Go through the data below and gather each line containing "used".

--- Start RAW RECORDS ---

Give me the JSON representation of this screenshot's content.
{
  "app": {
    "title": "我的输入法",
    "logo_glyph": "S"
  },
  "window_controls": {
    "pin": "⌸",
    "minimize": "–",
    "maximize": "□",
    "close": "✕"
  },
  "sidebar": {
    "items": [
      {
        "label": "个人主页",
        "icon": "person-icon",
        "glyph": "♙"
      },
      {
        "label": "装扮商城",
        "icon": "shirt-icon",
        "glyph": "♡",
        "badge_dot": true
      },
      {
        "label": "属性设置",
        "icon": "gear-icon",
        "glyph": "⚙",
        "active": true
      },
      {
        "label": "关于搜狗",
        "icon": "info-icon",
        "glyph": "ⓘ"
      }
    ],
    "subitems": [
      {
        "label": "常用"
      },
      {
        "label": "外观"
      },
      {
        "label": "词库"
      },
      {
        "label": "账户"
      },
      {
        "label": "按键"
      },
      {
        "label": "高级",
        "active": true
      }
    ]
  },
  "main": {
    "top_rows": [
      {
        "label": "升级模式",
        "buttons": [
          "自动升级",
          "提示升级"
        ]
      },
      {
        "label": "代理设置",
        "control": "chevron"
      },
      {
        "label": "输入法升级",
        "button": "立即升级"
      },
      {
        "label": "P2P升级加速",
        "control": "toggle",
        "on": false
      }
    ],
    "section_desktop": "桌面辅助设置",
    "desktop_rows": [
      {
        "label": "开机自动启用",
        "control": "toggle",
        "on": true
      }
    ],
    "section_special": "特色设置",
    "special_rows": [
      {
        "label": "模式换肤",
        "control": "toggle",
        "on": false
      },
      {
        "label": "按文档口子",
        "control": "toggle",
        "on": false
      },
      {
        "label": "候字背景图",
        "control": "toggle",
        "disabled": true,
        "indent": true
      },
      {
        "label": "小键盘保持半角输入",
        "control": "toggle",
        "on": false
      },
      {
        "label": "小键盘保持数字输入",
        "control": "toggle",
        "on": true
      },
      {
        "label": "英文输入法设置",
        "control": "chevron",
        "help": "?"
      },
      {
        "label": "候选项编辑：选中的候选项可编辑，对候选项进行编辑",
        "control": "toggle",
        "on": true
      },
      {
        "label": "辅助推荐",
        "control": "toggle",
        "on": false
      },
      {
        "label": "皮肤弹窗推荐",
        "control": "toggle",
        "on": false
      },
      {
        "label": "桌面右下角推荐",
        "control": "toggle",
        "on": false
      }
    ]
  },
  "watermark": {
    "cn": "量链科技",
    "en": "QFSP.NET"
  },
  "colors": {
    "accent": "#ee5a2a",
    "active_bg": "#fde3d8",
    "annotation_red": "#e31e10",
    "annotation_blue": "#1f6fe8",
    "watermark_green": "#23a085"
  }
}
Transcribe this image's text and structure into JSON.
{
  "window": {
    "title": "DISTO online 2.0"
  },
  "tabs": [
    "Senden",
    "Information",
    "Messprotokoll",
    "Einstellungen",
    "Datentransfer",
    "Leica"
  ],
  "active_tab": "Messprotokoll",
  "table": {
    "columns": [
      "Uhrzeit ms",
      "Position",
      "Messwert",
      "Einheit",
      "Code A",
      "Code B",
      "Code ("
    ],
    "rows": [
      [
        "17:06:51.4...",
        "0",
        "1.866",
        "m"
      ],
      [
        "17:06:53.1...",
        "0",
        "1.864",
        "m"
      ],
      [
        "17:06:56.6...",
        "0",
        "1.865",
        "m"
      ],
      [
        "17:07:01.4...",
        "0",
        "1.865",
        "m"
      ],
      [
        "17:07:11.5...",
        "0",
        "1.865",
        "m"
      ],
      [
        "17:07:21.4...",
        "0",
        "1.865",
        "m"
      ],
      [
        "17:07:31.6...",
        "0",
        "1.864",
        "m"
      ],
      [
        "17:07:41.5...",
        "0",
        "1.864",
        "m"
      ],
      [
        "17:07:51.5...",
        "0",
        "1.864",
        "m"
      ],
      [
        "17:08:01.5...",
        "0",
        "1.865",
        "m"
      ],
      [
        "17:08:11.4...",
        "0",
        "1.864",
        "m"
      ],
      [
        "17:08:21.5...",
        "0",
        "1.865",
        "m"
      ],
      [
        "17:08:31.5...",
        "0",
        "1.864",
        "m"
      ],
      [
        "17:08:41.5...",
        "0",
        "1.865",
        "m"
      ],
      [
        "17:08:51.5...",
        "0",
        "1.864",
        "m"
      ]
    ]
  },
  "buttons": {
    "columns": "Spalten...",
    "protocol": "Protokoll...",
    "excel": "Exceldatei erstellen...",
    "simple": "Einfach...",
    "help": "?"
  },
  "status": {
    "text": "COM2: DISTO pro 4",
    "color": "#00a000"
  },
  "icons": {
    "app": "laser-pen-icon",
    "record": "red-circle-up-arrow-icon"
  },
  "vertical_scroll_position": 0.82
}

--- End RAW RECORDS ---
--- Start RAW RECORDS ---

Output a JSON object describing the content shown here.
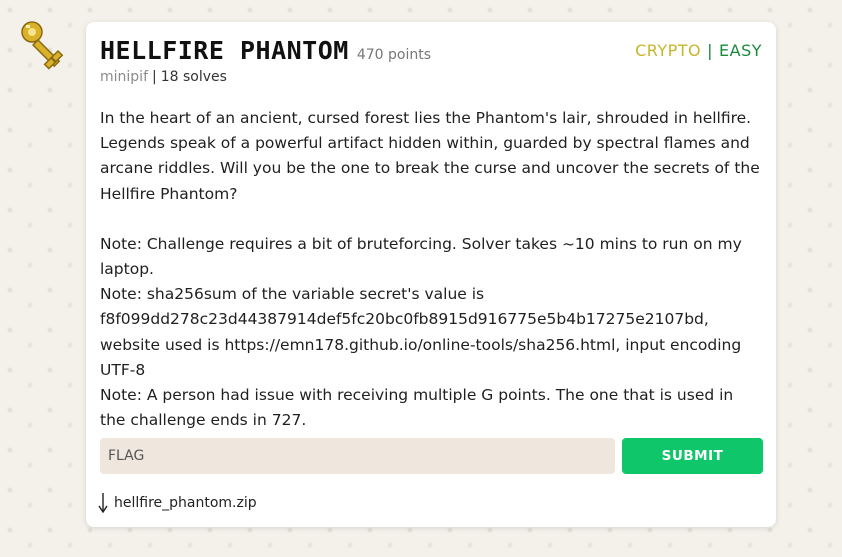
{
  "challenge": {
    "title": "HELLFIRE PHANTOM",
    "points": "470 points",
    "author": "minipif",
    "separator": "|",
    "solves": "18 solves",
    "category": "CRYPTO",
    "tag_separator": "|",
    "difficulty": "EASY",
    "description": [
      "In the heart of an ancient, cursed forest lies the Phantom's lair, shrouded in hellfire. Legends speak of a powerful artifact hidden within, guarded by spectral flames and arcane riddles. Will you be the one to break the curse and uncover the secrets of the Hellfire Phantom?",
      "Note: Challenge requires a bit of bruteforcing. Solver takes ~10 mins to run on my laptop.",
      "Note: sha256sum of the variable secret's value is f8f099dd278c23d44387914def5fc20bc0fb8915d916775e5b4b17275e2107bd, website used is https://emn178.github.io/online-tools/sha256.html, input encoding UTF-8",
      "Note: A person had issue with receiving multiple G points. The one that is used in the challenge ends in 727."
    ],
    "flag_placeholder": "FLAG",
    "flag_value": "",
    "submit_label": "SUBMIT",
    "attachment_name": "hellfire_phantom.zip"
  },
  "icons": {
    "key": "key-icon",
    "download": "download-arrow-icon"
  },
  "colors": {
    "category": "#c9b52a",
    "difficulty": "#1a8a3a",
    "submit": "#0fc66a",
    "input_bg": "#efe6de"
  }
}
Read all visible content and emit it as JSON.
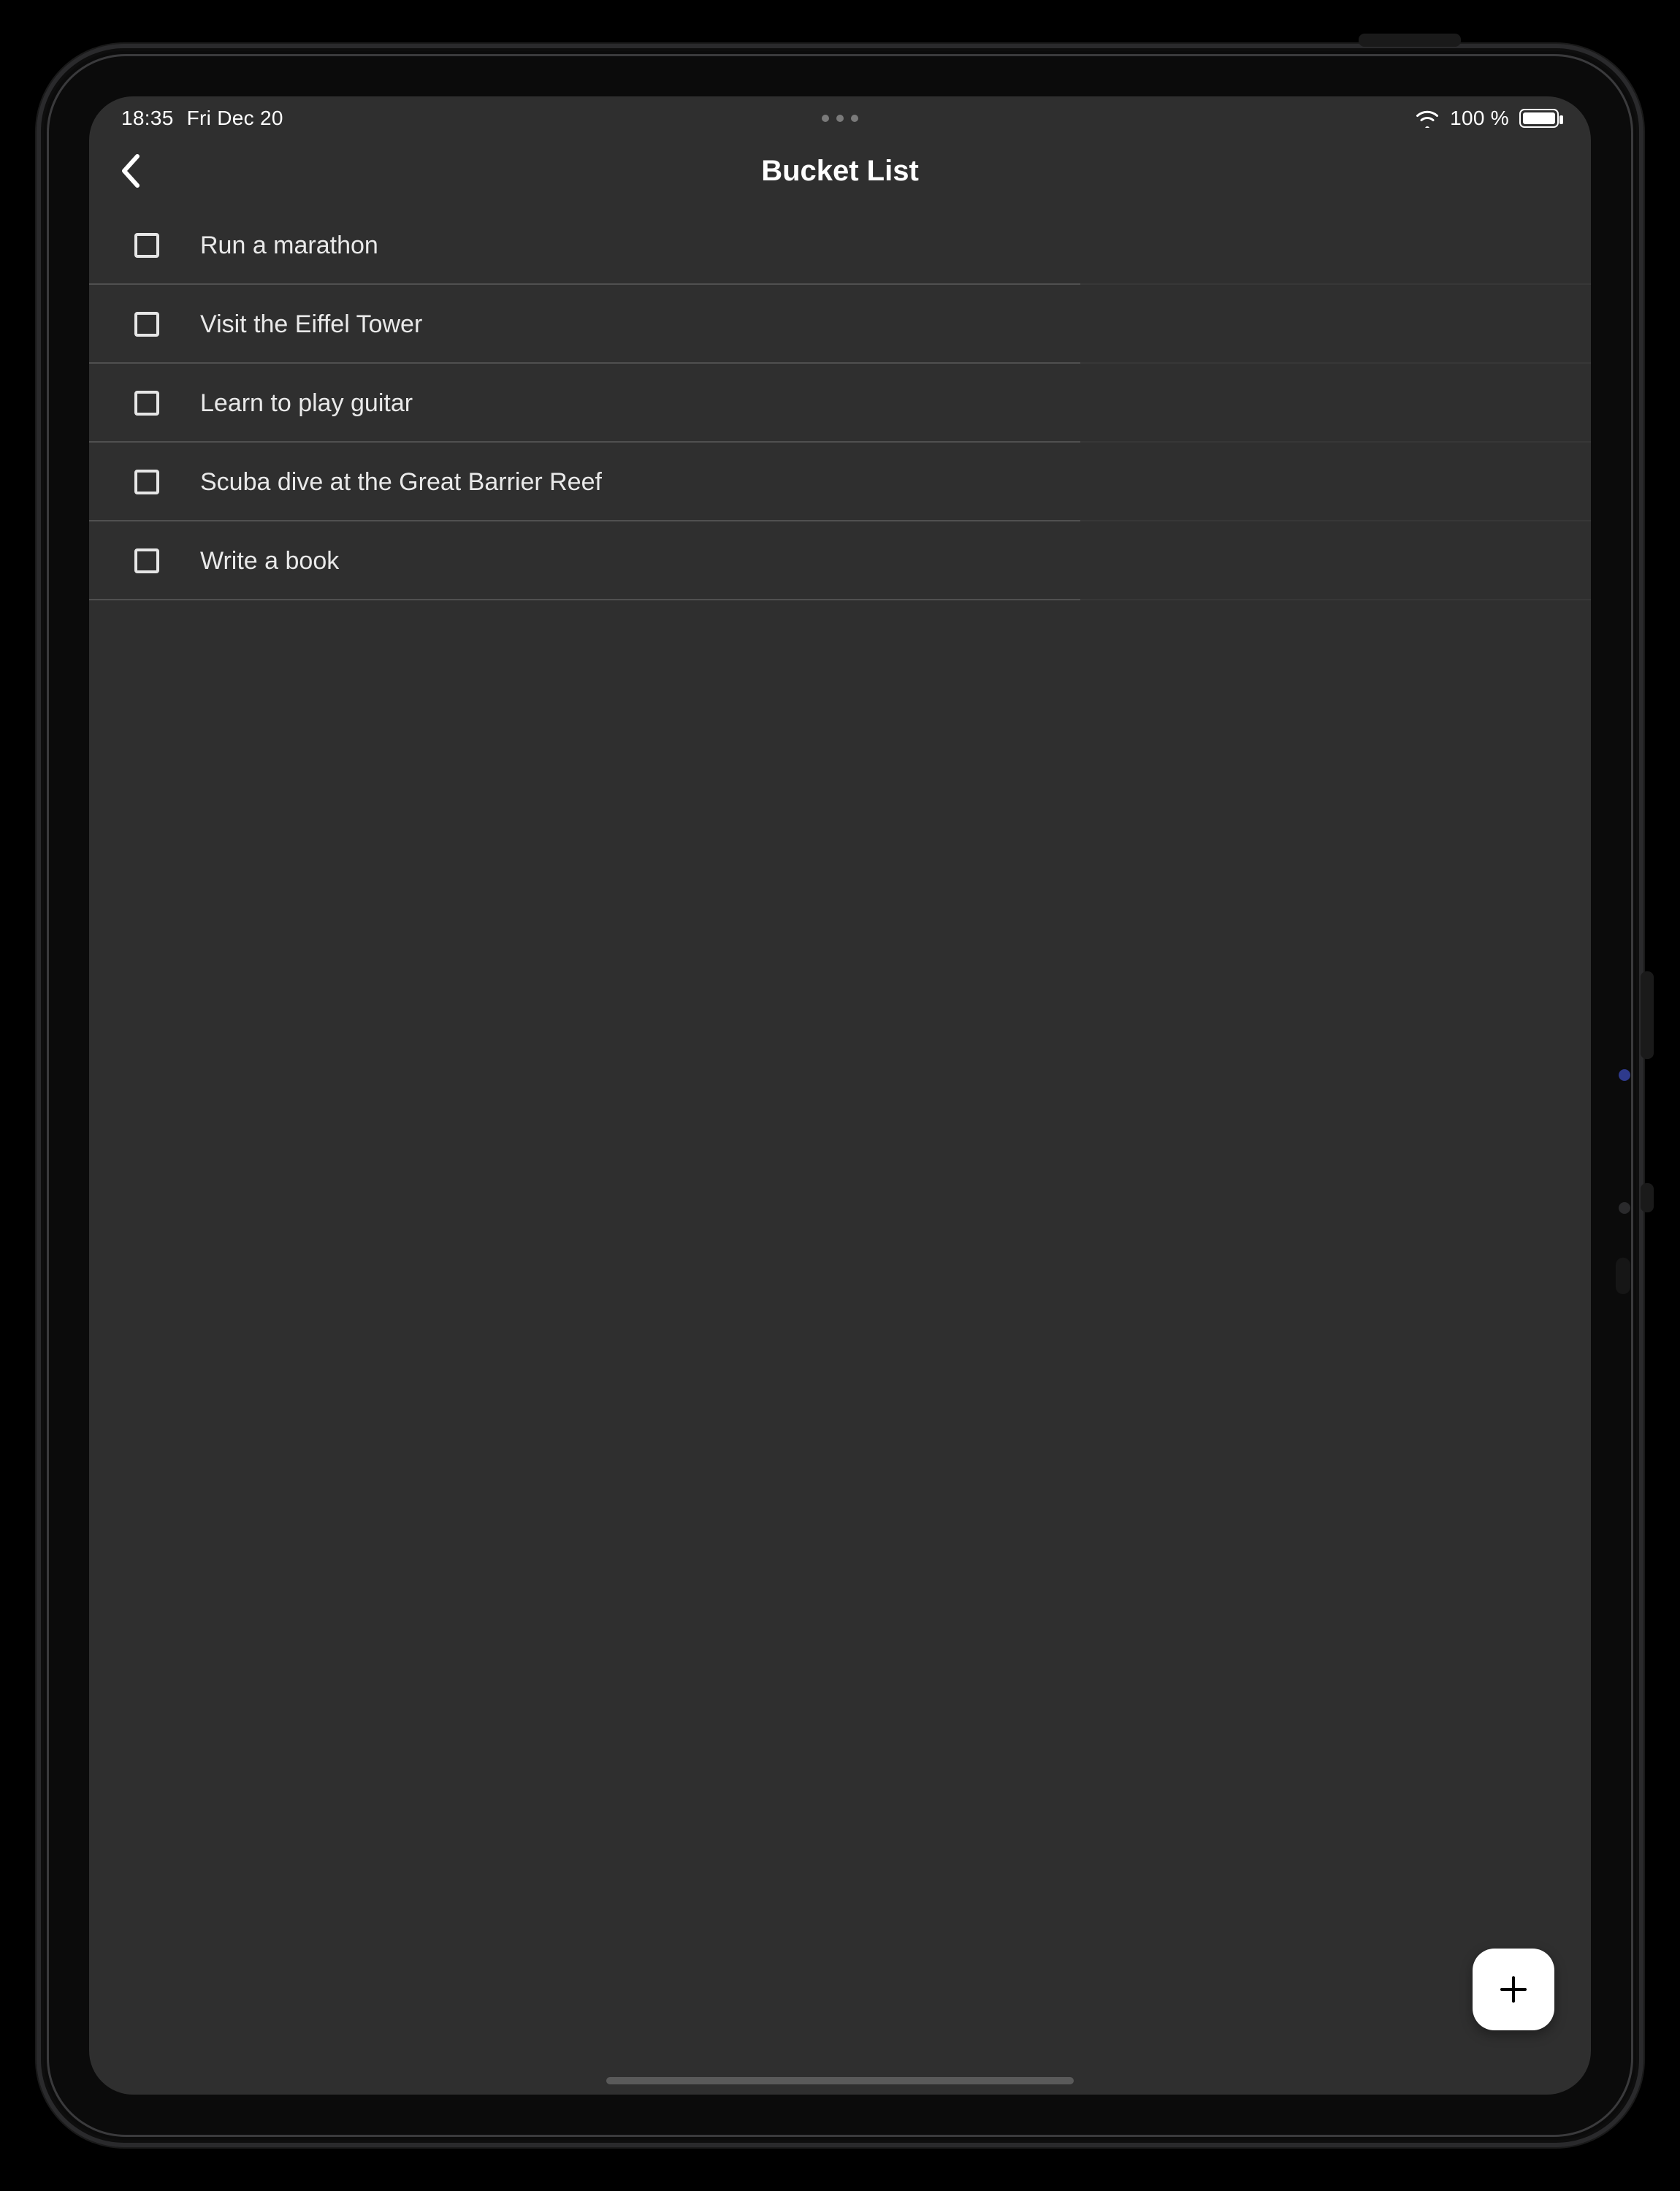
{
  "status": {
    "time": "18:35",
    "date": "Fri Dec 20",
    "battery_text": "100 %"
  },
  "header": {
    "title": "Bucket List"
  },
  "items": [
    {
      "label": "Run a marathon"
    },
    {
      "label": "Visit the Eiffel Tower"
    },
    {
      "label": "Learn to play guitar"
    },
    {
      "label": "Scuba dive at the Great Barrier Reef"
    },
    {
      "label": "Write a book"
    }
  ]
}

--- End RAW RECORDS ---

__ANSWER FOR THIS EXERCISE__
      "Note: sha256sum of the variable secret's value is f8f099dd278c23d44387914def5fc20bc0fb8915d916775e5b4b17275e2107bd, website used is https://emn178.github.io/online-tools/sha256.html, input encoding UTF-8",
      "Note: A person had issue with receiving multiple G points. The one that is used in the challenge ends in 727."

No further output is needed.